From the listing below, pull out all lines with "borða" in them.

■ GIVEN RECORDS ■
<<<<

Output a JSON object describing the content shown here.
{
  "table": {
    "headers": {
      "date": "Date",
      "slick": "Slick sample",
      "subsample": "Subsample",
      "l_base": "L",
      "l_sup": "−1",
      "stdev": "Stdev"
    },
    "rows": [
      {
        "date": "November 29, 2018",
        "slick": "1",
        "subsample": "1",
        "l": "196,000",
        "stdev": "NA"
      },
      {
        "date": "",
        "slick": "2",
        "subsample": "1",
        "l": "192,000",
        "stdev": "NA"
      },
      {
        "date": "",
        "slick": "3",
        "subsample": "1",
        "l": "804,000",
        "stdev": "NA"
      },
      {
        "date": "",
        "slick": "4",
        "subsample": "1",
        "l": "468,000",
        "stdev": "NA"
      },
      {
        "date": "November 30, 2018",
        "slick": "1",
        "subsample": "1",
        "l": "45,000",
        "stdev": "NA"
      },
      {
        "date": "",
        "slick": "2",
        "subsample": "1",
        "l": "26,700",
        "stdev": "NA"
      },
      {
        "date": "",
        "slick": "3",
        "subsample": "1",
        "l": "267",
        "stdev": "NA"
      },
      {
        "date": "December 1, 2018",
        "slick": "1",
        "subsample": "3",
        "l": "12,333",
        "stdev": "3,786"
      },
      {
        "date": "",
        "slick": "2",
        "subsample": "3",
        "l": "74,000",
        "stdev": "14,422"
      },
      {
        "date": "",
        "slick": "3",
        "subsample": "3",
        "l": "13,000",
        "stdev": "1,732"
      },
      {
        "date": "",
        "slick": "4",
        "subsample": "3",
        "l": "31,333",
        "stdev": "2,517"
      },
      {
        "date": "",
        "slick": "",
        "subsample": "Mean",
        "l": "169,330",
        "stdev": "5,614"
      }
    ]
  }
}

>>>>
<<<<

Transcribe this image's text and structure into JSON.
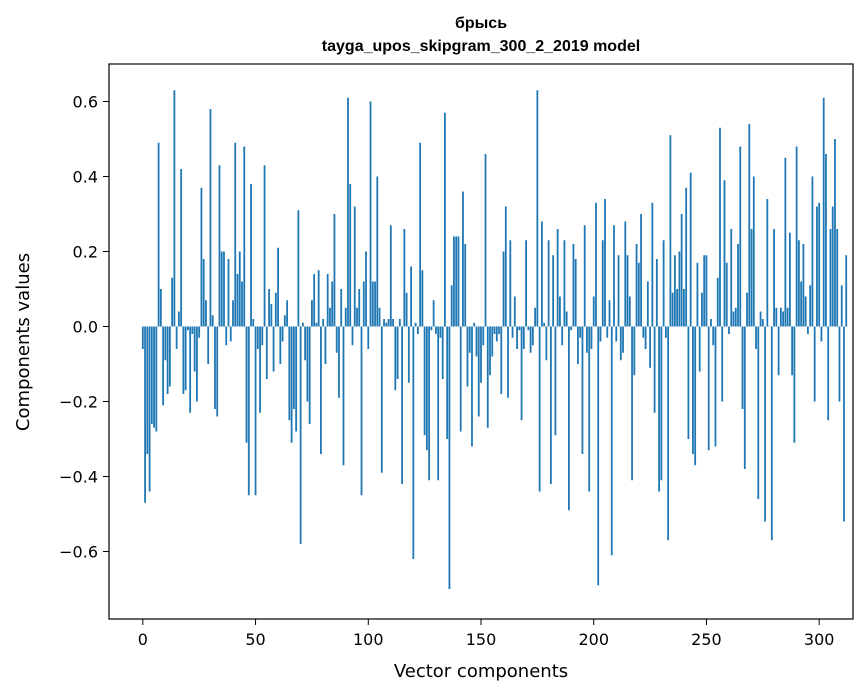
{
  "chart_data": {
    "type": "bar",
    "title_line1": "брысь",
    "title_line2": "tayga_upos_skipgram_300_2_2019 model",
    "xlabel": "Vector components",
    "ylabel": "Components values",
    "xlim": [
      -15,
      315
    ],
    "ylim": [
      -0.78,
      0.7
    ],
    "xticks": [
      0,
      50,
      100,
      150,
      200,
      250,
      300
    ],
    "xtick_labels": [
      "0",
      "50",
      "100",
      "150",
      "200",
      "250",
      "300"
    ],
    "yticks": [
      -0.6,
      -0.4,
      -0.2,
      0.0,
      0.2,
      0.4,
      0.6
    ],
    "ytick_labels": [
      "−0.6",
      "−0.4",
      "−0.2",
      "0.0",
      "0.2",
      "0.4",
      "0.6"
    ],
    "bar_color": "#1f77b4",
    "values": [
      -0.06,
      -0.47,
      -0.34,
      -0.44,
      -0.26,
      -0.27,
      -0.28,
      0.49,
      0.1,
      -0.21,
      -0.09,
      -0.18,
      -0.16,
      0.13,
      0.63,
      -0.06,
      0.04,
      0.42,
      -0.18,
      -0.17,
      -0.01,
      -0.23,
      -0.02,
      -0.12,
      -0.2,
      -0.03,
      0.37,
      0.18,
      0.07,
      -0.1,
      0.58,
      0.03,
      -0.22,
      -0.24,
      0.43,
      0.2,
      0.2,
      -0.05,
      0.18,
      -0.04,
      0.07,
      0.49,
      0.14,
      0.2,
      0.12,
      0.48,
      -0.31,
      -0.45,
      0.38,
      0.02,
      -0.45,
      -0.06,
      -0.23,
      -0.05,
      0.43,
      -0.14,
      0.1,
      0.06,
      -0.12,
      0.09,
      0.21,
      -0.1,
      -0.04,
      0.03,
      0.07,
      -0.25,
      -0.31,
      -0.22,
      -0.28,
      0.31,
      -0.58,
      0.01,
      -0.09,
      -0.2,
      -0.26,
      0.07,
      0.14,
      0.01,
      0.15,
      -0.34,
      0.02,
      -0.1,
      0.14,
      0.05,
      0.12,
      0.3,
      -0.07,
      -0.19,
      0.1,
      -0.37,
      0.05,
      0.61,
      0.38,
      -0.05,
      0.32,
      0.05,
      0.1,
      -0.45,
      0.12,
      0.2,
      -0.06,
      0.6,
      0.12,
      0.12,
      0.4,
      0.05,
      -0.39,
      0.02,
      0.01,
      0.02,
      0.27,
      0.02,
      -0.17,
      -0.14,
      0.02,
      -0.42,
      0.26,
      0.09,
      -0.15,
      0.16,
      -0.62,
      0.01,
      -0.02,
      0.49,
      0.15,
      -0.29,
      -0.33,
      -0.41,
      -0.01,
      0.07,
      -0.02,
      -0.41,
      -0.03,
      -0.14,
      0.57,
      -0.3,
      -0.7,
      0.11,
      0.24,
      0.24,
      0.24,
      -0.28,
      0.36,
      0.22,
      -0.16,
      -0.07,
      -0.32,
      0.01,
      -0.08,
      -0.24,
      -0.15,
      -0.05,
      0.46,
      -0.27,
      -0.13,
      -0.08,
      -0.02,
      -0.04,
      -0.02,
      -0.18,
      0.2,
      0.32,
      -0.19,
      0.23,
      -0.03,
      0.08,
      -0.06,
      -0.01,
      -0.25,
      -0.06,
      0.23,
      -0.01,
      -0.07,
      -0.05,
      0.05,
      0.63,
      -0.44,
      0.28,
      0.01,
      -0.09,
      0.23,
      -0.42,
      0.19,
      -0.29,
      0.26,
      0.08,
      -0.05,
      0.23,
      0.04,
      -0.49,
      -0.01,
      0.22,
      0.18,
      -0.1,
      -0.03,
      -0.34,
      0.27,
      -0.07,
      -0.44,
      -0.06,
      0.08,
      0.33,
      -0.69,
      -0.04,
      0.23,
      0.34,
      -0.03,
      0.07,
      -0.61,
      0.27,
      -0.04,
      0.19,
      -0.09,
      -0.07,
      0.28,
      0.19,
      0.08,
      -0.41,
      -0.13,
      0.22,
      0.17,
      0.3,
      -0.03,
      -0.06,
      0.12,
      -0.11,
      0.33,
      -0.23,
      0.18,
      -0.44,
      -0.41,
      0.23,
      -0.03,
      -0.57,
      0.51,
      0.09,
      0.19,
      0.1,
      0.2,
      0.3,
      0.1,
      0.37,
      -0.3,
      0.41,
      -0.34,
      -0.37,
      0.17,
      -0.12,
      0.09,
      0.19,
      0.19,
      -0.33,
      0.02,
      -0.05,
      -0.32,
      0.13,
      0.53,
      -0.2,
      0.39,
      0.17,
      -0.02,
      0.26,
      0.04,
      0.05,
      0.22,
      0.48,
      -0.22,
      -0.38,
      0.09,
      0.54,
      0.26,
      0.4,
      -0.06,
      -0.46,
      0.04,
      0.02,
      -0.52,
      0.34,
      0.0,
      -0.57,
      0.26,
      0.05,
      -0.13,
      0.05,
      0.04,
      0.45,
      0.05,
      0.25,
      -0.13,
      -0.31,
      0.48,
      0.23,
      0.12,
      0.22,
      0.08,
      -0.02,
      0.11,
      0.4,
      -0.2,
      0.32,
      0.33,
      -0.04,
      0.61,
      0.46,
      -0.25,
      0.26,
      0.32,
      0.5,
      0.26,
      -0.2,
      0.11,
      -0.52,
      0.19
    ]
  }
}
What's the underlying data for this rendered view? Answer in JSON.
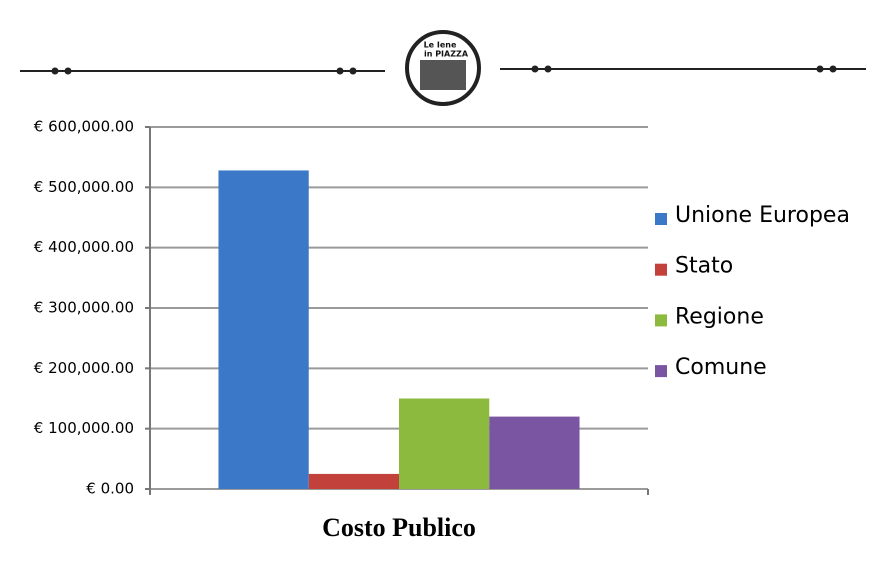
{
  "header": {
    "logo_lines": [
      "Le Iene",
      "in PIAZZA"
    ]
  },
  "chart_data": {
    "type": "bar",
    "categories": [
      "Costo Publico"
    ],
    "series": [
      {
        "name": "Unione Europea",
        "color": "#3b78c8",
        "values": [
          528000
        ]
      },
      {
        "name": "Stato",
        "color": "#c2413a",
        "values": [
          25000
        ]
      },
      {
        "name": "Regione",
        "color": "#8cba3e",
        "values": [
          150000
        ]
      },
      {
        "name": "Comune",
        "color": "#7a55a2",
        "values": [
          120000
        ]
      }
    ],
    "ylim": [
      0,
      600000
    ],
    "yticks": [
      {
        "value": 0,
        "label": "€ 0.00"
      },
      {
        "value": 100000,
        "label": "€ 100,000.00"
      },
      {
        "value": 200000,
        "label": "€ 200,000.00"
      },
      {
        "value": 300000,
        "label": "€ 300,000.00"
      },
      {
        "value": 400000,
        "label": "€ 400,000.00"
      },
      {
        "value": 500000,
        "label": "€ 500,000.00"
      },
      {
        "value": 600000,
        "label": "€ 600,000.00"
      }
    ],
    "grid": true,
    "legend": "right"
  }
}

>>>>
<<<<

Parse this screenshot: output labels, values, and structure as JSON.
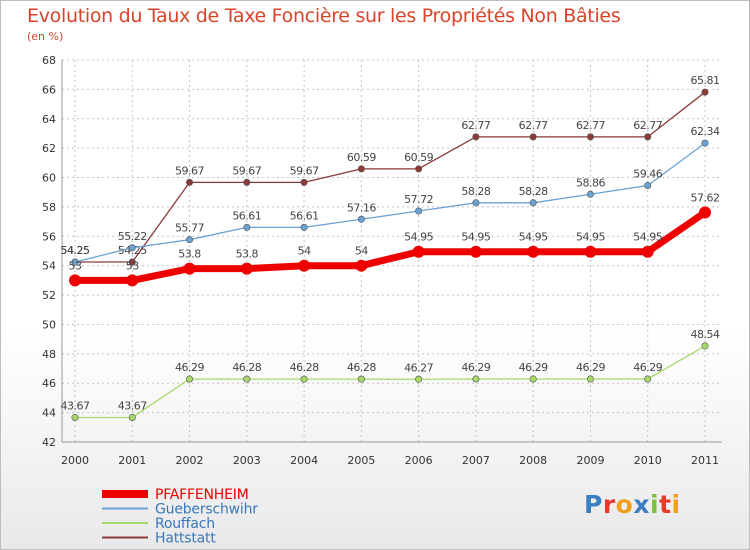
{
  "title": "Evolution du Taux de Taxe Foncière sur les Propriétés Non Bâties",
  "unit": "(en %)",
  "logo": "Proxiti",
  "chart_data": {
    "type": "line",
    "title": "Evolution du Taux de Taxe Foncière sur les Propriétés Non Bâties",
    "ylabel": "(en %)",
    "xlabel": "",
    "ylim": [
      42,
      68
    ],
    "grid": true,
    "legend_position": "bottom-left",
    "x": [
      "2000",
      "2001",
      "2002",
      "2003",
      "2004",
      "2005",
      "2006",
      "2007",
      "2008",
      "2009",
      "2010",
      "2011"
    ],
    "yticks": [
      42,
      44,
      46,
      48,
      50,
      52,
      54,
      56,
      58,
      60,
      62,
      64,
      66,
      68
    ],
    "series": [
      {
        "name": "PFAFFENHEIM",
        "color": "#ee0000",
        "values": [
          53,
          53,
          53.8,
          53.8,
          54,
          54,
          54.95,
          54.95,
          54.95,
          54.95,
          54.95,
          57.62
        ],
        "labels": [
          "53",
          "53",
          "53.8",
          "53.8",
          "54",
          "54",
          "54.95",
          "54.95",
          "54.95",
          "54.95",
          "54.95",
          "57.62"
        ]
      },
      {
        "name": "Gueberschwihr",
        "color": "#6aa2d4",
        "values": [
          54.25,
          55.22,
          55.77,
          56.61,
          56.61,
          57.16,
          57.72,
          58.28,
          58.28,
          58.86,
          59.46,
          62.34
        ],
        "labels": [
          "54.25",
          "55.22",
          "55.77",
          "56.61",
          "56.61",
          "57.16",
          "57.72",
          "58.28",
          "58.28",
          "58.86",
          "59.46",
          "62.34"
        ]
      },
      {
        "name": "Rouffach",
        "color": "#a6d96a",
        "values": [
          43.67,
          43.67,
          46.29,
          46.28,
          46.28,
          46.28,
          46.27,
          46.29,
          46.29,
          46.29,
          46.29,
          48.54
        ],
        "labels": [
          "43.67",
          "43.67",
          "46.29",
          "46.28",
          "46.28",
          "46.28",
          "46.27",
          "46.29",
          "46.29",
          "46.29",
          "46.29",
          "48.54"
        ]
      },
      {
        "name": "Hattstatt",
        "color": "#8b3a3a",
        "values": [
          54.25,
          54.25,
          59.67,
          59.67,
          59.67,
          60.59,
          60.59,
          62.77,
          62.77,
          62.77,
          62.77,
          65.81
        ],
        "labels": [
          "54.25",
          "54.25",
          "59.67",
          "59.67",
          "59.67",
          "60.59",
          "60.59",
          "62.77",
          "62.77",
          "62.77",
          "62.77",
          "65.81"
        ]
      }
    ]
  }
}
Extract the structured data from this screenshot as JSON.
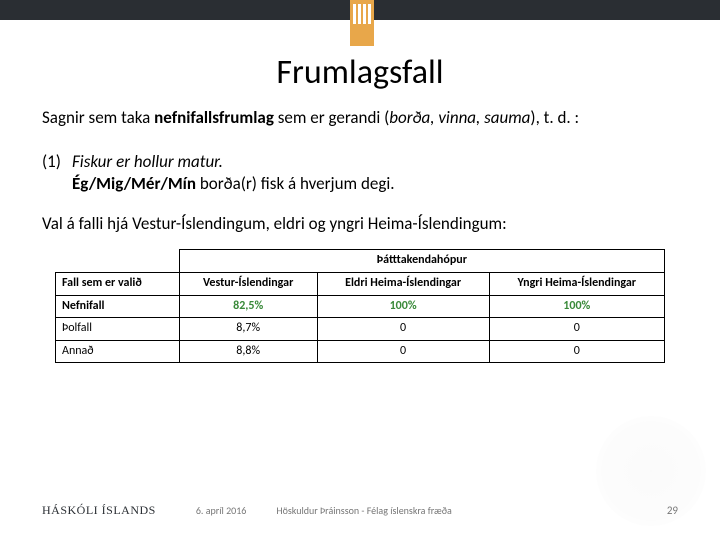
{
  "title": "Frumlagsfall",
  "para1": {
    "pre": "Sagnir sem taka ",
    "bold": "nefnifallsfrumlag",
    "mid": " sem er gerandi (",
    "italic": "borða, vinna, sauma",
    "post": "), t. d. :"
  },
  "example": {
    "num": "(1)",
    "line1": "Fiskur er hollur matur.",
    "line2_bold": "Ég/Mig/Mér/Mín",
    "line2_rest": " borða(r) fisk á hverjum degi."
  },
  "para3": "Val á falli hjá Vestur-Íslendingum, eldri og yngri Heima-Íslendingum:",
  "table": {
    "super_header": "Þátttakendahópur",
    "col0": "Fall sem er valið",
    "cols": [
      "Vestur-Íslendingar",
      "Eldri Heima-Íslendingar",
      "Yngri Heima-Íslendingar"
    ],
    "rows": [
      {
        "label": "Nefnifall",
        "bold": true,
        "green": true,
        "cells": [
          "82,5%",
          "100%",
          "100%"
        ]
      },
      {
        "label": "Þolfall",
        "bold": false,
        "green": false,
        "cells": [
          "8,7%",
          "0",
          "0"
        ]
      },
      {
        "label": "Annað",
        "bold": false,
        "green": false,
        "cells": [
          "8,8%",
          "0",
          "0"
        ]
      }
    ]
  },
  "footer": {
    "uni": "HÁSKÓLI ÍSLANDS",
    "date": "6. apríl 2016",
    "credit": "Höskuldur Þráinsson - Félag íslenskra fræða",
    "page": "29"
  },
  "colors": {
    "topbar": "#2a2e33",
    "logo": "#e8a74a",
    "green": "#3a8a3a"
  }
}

>>>>

■ COMPLETED TASK ■
    "italic": "borða, vinna, sauma",
    "line2_rest": " borða(r) fisk á hverjum degi."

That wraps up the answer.